ROWS ->
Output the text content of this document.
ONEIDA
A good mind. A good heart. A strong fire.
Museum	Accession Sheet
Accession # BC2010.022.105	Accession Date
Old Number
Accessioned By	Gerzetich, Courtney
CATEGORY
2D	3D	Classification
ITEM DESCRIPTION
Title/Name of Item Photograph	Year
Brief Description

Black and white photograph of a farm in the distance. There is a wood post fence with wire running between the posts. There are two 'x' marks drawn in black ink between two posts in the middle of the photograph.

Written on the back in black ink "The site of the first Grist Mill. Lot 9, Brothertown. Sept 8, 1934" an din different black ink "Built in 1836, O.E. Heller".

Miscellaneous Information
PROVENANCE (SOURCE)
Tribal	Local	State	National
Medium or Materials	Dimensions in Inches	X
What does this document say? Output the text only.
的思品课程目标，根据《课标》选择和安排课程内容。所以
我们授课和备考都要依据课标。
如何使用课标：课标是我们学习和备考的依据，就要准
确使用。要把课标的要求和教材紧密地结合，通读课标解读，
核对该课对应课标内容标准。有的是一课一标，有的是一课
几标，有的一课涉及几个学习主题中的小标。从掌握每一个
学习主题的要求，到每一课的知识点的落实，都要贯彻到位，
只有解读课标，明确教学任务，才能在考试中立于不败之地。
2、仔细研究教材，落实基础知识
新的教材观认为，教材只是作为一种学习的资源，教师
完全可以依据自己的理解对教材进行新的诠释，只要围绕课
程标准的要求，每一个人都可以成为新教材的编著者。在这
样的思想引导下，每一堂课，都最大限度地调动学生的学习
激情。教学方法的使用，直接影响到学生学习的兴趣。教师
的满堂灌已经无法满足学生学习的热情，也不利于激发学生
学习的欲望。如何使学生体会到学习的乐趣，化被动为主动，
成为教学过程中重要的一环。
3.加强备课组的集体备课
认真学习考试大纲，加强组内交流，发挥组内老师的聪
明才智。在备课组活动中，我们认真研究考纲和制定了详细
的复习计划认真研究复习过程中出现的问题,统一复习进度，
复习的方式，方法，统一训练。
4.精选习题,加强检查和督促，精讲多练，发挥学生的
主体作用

PROBLEM DESCRIPTION ->
Tally the lines of the data that contain the string "this" and report the total alone.

EXERCISE RESPONSE ->
2